- Short exercise:
Find the string "page" and gather every line that holds it.
___ Dataset records ___
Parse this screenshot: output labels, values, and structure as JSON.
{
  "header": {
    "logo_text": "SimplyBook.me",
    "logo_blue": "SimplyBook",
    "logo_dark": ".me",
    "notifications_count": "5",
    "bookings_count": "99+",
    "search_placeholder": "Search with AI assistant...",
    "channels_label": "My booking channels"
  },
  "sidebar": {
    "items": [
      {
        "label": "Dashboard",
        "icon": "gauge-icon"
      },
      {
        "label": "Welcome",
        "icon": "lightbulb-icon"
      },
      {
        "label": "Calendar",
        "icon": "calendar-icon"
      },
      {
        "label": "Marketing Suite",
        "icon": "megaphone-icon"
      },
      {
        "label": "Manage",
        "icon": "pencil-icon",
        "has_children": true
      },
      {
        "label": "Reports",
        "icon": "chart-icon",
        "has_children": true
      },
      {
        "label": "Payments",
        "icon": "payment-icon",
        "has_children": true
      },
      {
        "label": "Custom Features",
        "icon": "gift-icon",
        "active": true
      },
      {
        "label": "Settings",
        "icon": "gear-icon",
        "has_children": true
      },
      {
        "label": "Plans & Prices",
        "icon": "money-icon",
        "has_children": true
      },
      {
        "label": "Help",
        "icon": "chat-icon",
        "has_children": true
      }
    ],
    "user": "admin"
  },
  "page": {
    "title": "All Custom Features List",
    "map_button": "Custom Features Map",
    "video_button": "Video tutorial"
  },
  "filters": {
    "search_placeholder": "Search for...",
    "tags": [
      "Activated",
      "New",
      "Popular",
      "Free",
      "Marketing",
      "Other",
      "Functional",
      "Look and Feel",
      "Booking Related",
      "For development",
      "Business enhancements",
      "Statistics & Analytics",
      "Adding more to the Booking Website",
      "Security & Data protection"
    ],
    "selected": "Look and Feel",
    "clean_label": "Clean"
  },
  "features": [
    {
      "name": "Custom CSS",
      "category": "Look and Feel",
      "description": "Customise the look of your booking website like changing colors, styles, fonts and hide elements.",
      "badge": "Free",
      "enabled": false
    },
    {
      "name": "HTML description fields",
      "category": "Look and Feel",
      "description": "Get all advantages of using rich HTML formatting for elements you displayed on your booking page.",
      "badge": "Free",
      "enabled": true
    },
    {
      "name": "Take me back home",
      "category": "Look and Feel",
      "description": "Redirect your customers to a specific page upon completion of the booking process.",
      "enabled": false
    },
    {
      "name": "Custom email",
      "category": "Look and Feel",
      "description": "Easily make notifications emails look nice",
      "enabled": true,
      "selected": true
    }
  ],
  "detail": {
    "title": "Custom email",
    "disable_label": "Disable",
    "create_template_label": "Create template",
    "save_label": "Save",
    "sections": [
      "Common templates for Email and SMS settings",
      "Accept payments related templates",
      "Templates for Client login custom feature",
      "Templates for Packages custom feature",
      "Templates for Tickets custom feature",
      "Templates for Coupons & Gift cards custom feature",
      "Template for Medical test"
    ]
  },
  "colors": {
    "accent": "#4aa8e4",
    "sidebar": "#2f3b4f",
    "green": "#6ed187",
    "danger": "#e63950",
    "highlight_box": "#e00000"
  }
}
___
- Exercise output:
  "page": {
      "description": "Get all advantages of using rich HTML formatting for elements you displayed on your booking page.",
      "description": "Redirect your customers to a specific page upon completion of the booking process.",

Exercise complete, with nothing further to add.